__Aim of the task__. Pull out each line in the items below that contains the string "interactable", copying it unchanged.

__Input__.
-*-

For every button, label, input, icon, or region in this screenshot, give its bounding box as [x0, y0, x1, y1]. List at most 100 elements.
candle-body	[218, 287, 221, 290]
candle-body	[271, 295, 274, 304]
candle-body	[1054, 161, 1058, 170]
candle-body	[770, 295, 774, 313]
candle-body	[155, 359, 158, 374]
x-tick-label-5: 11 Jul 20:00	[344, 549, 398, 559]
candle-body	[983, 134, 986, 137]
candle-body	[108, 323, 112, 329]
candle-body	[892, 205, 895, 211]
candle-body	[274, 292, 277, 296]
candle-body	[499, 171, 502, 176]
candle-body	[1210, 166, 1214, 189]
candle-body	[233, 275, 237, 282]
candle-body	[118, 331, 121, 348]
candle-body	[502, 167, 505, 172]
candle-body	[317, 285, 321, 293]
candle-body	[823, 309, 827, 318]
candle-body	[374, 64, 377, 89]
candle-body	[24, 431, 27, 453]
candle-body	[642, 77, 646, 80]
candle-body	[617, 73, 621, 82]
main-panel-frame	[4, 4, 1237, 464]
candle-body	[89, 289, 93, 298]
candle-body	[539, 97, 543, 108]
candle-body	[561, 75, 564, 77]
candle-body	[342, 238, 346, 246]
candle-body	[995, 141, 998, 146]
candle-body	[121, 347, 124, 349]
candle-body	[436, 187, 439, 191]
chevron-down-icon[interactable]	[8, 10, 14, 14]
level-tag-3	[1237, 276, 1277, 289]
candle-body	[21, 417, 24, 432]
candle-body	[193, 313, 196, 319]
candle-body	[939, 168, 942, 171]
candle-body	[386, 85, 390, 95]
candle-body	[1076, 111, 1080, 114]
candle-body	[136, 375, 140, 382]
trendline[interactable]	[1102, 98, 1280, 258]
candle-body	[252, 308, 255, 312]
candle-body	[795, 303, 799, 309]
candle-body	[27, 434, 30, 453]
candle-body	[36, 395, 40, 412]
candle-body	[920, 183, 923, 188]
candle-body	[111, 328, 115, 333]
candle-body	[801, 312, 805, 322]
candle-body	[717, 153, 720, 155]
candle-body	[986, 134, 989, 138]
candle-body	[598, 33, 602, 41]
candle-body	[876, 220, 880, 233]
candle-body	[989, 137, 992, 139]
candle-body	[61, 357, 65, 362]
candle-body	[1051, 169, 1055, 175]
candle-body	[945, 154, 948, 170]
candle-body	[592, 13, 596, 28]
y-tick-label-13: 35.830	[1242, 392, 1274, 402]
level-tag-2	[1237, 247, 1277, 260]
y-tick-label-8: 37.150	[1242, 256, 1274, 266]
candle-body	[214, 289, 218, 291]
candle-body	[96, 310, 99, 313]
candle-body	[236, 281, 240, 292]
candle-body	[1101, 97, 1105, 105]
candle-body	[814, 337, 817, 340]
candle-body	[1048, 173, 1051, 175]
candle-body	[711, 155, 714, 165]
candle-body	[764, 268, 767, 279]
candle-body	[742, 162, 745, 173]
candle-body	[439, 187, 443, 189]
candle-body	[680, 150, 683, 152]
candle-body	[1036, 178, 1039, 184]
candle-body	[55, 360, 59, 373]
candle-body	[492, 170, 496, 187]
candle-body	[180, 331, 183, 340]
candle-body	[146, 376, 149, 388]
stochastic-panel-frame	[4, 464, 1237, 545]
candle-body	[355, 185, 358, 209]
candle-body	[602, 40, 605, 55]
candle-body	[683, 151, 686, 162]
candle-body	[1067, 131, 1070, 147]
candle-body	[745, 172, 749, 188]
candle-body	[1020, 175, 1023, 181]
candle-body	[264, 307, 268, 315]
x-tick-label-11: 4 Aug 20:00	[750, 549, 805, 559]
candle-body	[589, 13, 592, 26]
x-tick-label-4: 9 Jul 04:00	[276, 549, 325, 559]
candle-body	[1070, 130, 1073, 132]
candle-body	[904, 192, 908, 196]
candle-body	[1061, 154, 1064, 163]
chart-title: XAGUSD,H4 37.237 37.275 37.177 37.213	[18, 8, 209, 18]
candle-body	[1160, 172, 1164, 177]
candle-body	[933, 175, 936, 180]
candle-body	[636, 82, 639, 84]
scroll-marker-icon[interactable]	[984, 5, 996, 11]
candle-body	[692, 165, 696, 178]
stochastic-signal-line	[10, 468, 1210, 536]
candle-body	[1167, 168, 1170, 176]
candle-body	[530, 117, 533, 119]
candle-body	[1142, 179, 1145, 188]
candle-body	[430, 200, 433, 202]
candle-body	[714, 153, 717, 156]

-*-

__Complete response__.
chevron-down-icon[interactable]	[8, 10, 14, 14]
trendline[interactable]	[1102, 98, 1280, 258]
scroll-marker-icon[interactable]	[984, 5, 996, 11]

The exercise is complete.